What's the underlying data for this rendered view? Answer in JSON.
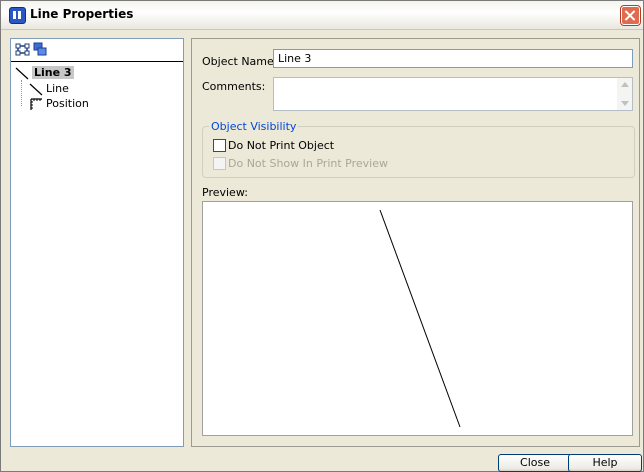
{
  "window": {
    "title": "Line Properties"
  },
  "tree": {
    "nodes": [
      {
        "label": "Line 3",
        "selected": true,
        "icon": "diagonal-line-icon"
      },
      {
        "label": "Line",
        "icon": "diagonal-line-icon"
      },
      {
        "label": "Position",
        "icon": "position-ruler-icon"
      }
    ],
    "toolbar_icons": [
      "connector-icon",
      "layers-icon"
    ]
  },
  "form": {
    "object_name_label": "Object Name:",
    "object_name_value": "Line 3",
    "comments_label": "Comments:",
    "comments_value": ""
  },
  "visibility": {
    "legend": "Object Visibility",
    "do_not_print": {
      "label": "Do Not Print Object",
      "checked": false,
      "enabled": true
    },
    "do_not_show_preview": {
      "label": "Do Not Show In Print Preview",
      "checked": false,
      "enabled": false
    }
  },
  "preview": {
    "label": "Preview:"
  },
  "buttons": {
    "close": "Close",
    "help": "Help"
  },
  "colors": {
    "legend": "#0046d5",
    "button_border": "#003c74",
    "selection": "#c7c7c7"
  }
}
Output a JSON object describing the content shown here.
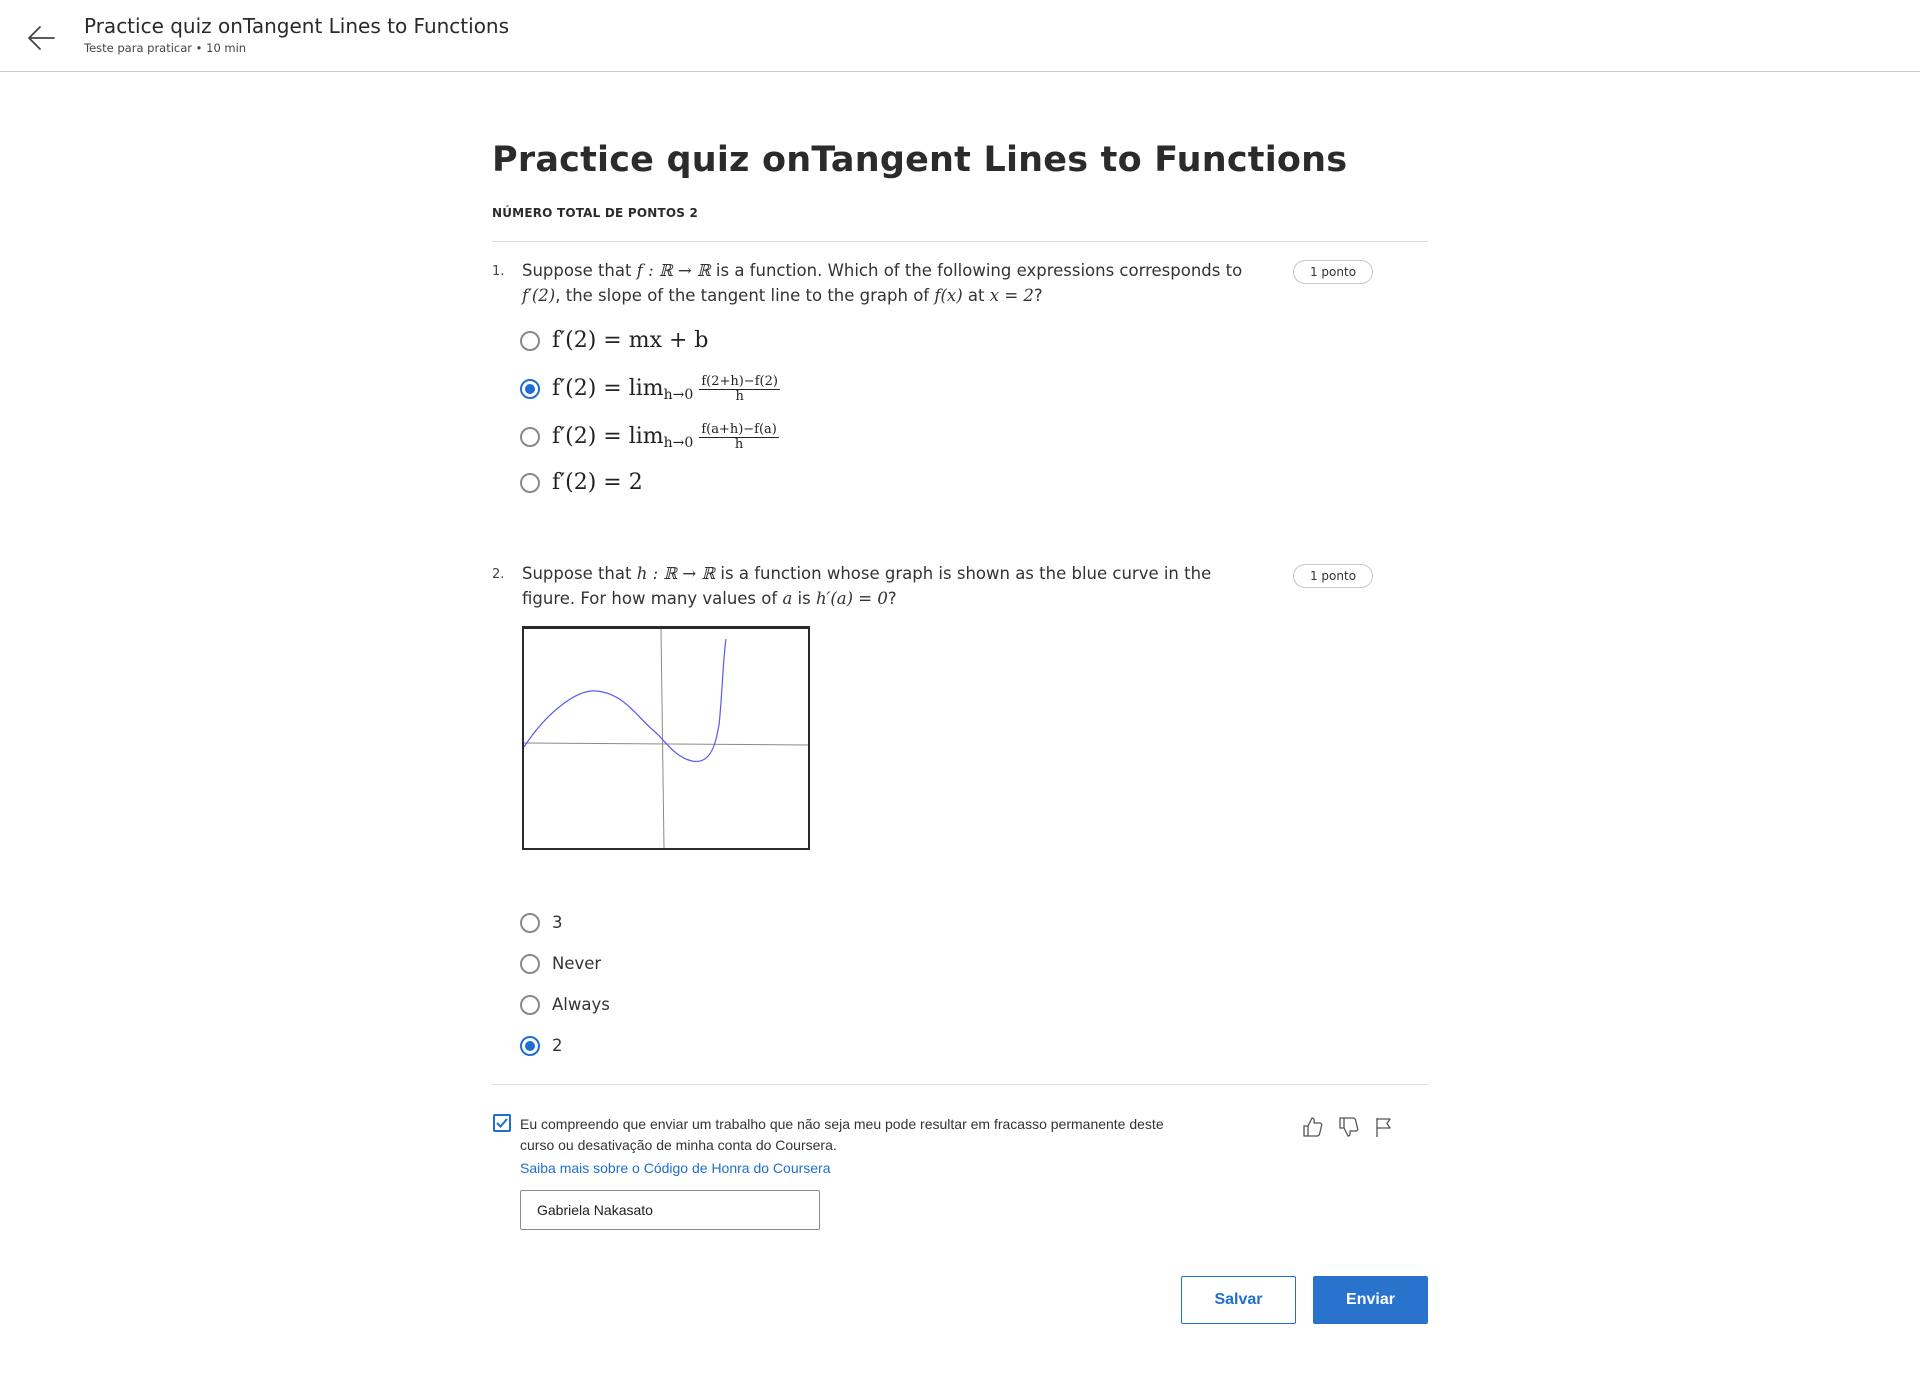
{
  "header": {
    "title": "Practice quiz onTangent Lines to Functions",
    "subtitle": "Teste para praticar • 10 min",
    "back_icon": "arrow-left-icon"
  },
  "main": {
    "title": "Practice quiz onTangent Lines to Functions",
    "total_points": "NÚMERO TOTAL DE PONTOS 2"
  },
  "questions": [
    {
      "number": "1.",
      "points": "1 ponto",
      "text_parts": [
        "Suppose that",
        "is a function. Which of the following expressions corresponds to",
        ",",
        "the slope of the tangent line to the graph of",
        "at",
        "?"
      ],
      "math": [
        "f : ℝ → ℝ",
        "f′(2)",
        "f(x)",
        "x = 2"
      ],
      "options": [
        {
          "label": "f′(2) = mx + b",
          "selected": false
        },
        {
          "label": "f′(2) = lim",
          "sub": "h→0",
          "num": "f(2+h)−f(2)",
          "den": "h",
          "selected": true
        },
        {
          "label": "f′(2) = lim",
          "sub": "h→0",
          "num": "f(a+h)−f(a)",
          "den": "h",
          "selected": false
        },
        {
          "label": "f′(2) = 2",
          "selected": false
        }
      ]
    },
    {
      "number": "2.",
      "points": "1 ponto",
      "text_parts": [
        "Suppose that",
        "is a function whose graph is shown as the blue curve in the figure. For",
        "how many values of",
        "is",
        "?"
      ],
      "math": [
        "h : ℝ → ℝ",
        "a",
        "h′(a) = 0"
      ],
      "options": [
        {
          "label": "3",
          "selected": false
        },
        {
          "label": "Never",
          "selected": false
        },
        {
          "label": "Always",
          "selected": false
        },
        {
          "label": "2",
          "selected": true
        }
      ]
    }
  ],
  "honor": {
    "checked": true,
    "text": "Eu compreendo que enviar um trabalho que não seja meu pode resultar em fracasso permanente deste curso ou desativação de minha conta do Coursera.",
    "link": "Saiba mais sobre o Código de Honra do Coursera",
    "name_value": "Gabriela Nakasato"
  },
  "feedback_icons": [
    "thumbs-up-icon",
    "thumbs-down-icon",
    "flag-icon"
  ],
  "buttons": {
    "save": "Salvar",
    "submit": "Enviar"
  },
  "colors": {
    "accent": "#1f6fd0",
    "submit_bg": "#2a73cc",
    "curve": "#5b5bf0"
  }
}
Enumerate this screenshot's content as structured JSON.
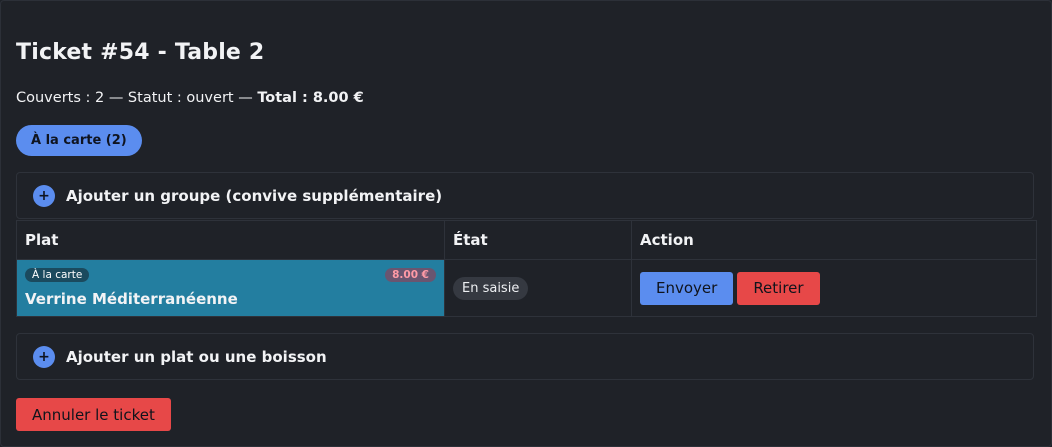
{
  "ticket": {
    "title": "Ticket #54 - Table 2",
    "meta_text": "Couverts : 2 — Statut : ouvert — ",
    "total_label": "Total : 8.00 €"
  },
  "filter_pill": "À la carte (2)",
  "add_group": {
    "icon": "plus-icon",
    "label": "Ajouter un groupe (convive supplémentaire)"
  },
  "table": {
    "headers": [
      "Plat",
      "État",
      "Action"
    ],
    "rows": [
      {
        "tag": "À la carte",
        "price": "8.00 €",
        "dish": "Verrine Méditerranéenne",
        "state": "En saisie",
        "actions": [
          "Envoyer",
          "Retirer"
        ]
      }
    ]
  },
  "add_item": {
    "icon": "plus-icon",
    "label": "Ajouter un plat ou une boisson"
  },
  "cancel_button": "Annuler le ticket",
  "colors": {
    "background": "#1f2228",
    "accent": "#5b8def",
    "danger": "#e74848",
    "row_highlight": "#237ea0"
  }
}
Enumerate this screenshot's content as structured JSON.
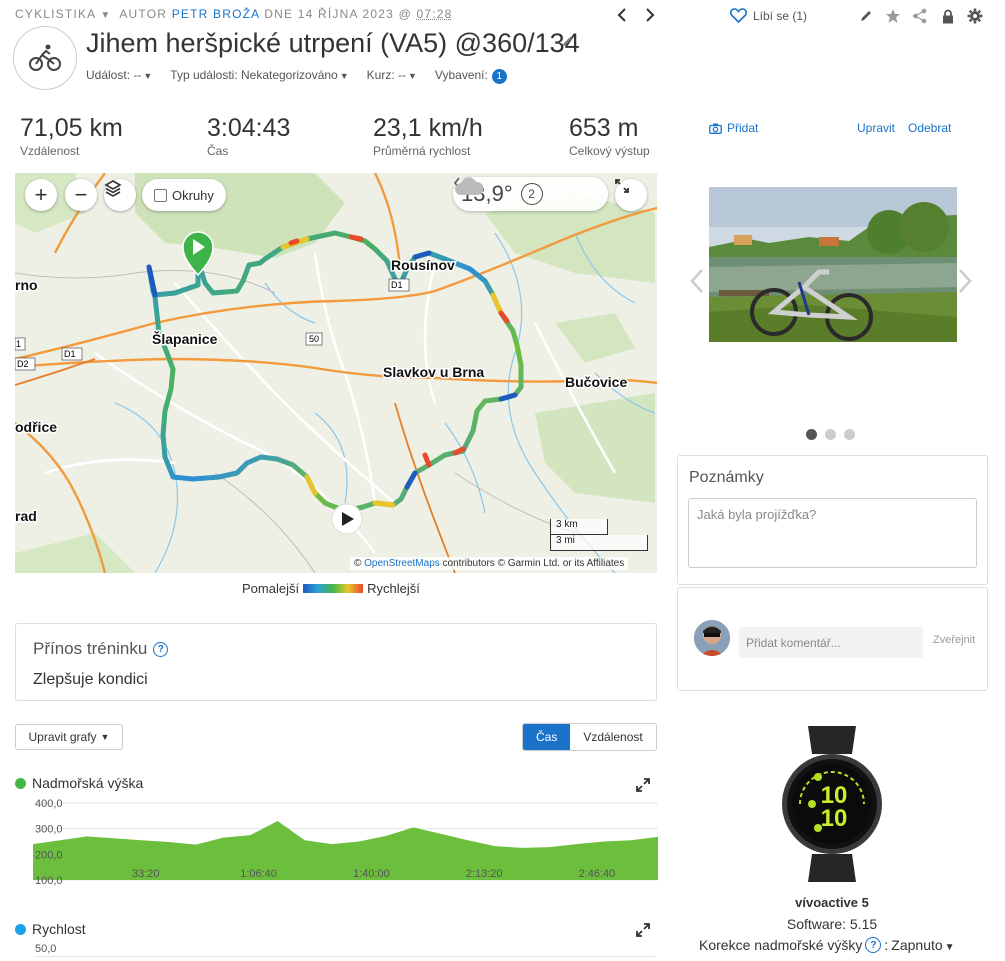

◇ ◇ ◇ ◇ ◇

== What you are asked to do ==
Select and copy every line of the listing with the word "JSON".

== Response to the task ==
What's the underlying data for this rendered view? Answer in JSON.
Output a JSON object describing the content shown here.
Enumerate this screenshot's content as structured JSON.
Enumerate this screenshot's content as structured JSON.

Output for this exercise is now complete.